Records about charts and figures:
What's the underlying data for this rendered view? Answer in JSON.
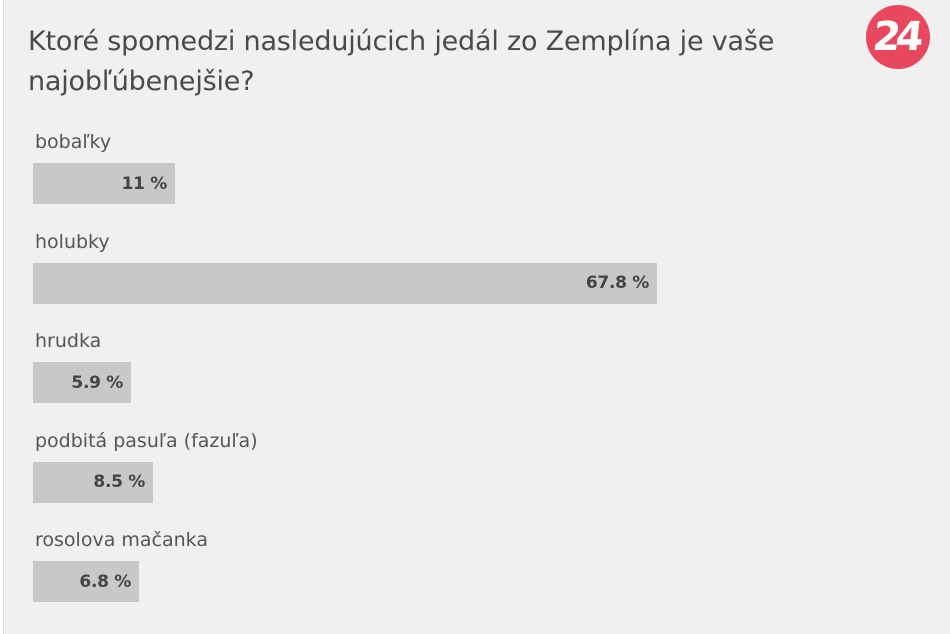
{
  "poll": {
    "question": "Ktoré spomedzi nasledujúcich jedál zo Zemplína je vaše najobľúbenejšie?",
    "logo_text": "24",
    "logo_color": "#e8475d",
    "bar_color": "#c8c8c8",
    "background_color": "#f0f0f0",
    "options": [
      {
        "label": "bobaľky",
        "value": 11,
        "value_text": "11 %"
      },
      {
        "label": "holubky",
        "value": 67.8,
        "value_text": "67.8 %"
      },
      {
        "label": "hrudka",
        "value": 5.9,
        "value_text": "5.9 %"
      },
      {
        "label": "podbitá pasuľa (fazuľa)",
        "value": 8.5,
        "value_text": "8.5 %"
      },
      {
        "label": "rosolova mačanka",
        "value": 6.8,
        "value_text": "6.8 %"
      }
    ]
  },
  "chart_data": {
    "type": "bar",
    "orientation": "horizontal",
    "title": "Ktoré spomedzi nasledujúcich jedál zo Zemplína je vaše najobľúbenejšie?",
    "categories": [
      "bobaľky",
      "holubky",
      "hrudka",
      "podbitá pasuľa (fazuľa)",
      "rosolova mačanka"
    ],
    "values": [
      11,
      67.8,
      5.9,
      8.5,
      6.8
    ],
    "unit": "%",
    "xlabel": "",
    "ylabel": "",
    "grid": false,
    "legend": "none",
    "data_labels": true
  }
}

Brief — Your task is to reproduce all of the material exactly. The pictures stay out.

Answer in full —
What's the underlying data for this rendered view? Answer in JSON.
{
  "poll": {
    "question": "Ktoré spomedzi nasledujúcich jedál zo Zemplína je vaše najobľúbenejšie?",
    "logo_text": "24",
    "logo_color": "#e8475d",
    "bar_color": "#c8c8c8",
    "background_color": "#f0f0f0",
    "options": [
      {
        "label": "bobaľky",
        "value": 11,
        "value_text": "11 %"
      },
      {
        "label": "holubky",
        "value": 67.8,
        "value_text": "67.8 %"
      },
      {
        "label": "hrudka",
        "value": 5.9,
        "value_text": "5.9 %"
      },
      {
        "label": "podbitá pasuľa (fazuľa)",
        "value": 8.5,
        "value_text": "8.5 %"
      },
      {
        "label": "rosolova mačanka",
        "value": 6.8,
        "value_text": "6.8 %"
      }
    ]
  },
  "chart_data": {
    "type": "bar",
    "orientation": "horizontal",
    "title": "Ktoré spomedzi nasledujúcich jedál zo Zemplína je vaše najobľúbenejšie?",
    "categories": [
      "bobaľky",
      "holubky",
      "hrudka",
      "podbitá pasuľa (fazuľa)",
      "rosolova mačanka"
    ],
    "values": [
      11,
      67.8,
      5.9,
      8.5,
      6.8
    ],
    "unit": "%",
    "xlabel": "",
    "ylabel": "",
    "grid": false,
    "legend": "none",
    "data_labels": true
  }
}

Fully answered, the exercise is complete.